What the task asks> Repeat the material below exactly, with no pictures.

Raw data>
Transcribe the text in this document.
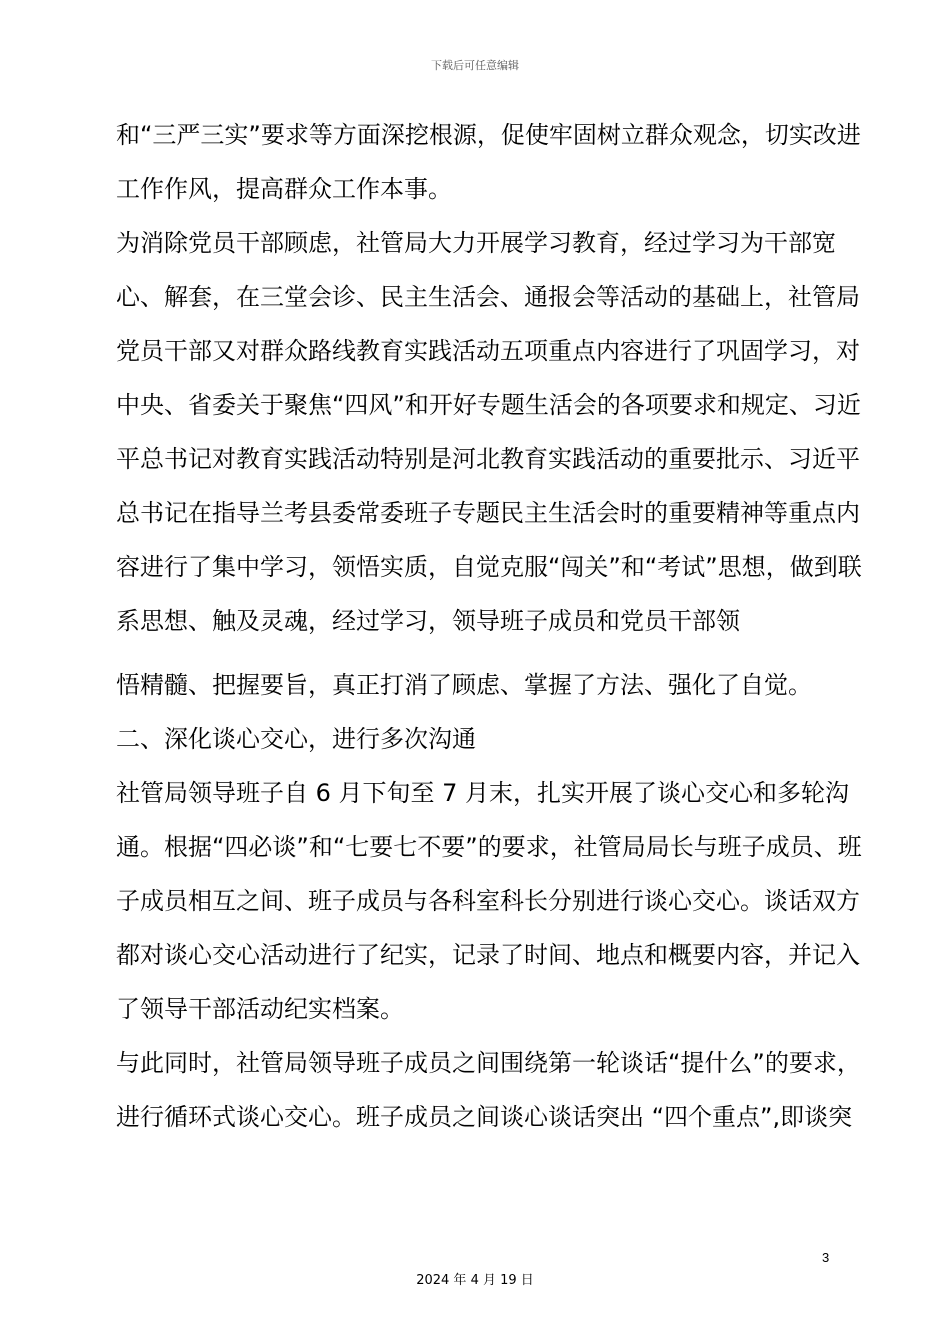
下载后可任意编辑
和“三严三实”要求等方面深挖根源，促使牢固树立群众观念，切实改进
工作作风，提高群众工作本事。
为消除党员干部顾虑，社管局大力开展学习教育，经过学习为干部宽
心、解套，在三堂会诊、民主生活会、通报会等活动的基础上，社管局
党员干部又对群众路线教育实践活动五项重点内容进行了巩固学习，对
中央、省委关于聚焦“四风”和开好专题生活会的各项要求和规定、习近
平总书记对教育实践活动特别是河北教育实践活动的重要批示、习近平
总书记在指导兰考县委常委班子专题民主生活会时的重要精神等重点内
容进行了集中学习，领悟实质，自觉克服“闯关”和“考试”思想，做到联
系思想、触及灵魂，经过学习，领导班子成员和党员干部领
悟精髓、把握要旨，真正打消了顾虑、掌握了方法、强化了自觉。
二、深化谈心交心，进行多次沟通
社管局领导班子自 6 月下旬至 7 月末，扎实开展了谈心交心和多轮沟
通。根据“四必谈”和“七要七不要”的要求，社管局局长与班子成员、班
子成员相互之间、班子成员与各科室科长分别进行谈心交心。谈话双方
都对谈心交心活动进行了纪实，记录了时间、地点和概要内容，并记入
了领导干部活动纪实档案。
与此同时，社管局领导班子成员之间围绕第一轮谈话“提什么”的要求，
进行循环式谈心交心。班子成员之间谈心谈话突出 “四个重点”,即谈突
3
2024 年 4 月 19 日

Completed task>
Transcribe the text in this document.
下载后可任意编辑
和“三严三实”要求等方面深挖根源，促使牢固树立群众观念，切实改进
工作作风，提高群众工作本事。
为消除党员干部顾虑，社管局大力开展学习教育，经过学习为干部宽
心、解套，在三堂会诊、民主生活会、通报会等活动的基础上，社管局
党员干部又对群众路线教育实践活动五项重点内容进行了巩固学习，对
中央、省委关于聚焦“四风”和开好专题生活会的各项要求和规定、习近
平总书记对教育实践活动特别是河北教育实践活动的重要批示、习近平
总书记在指导兰考县委常委班子专题民主生活会时的重要精神等重点内
容进行了集中学习，领悟实质，自觉克服“闯关”和“考试”思想，做到联
系思想、触及灵魂，经过学习，领导班子成员和党员干部领
悟精髓、把握要旨，真正打消了顾虑、掌握了方法、强化了自觉。
二、深化谈心交心，进行多次沟通
社管局领导班子自 6 月下旬至 7 月末，扎实开展了谈心交心和多轮沟
通。根据“四必谈”和“七要七不要”的要求，社管局局长与班子成员、班
子成员相互之间、班子成员与各科室科长分别进行谈心交心。谈话双方
都对谈心交心活动进行了纪实，记录了时间、地点和概要内容，并记入
了领导干部活动纪实档案。
与此同时，社管局领导班子成员之间围绕第一轮谈话“提什么”的要求，
进行循环式谈心交心。班子成员之间谈心谈话突出 “四个重点”,即谈突
3
2024 年 4 月 19 日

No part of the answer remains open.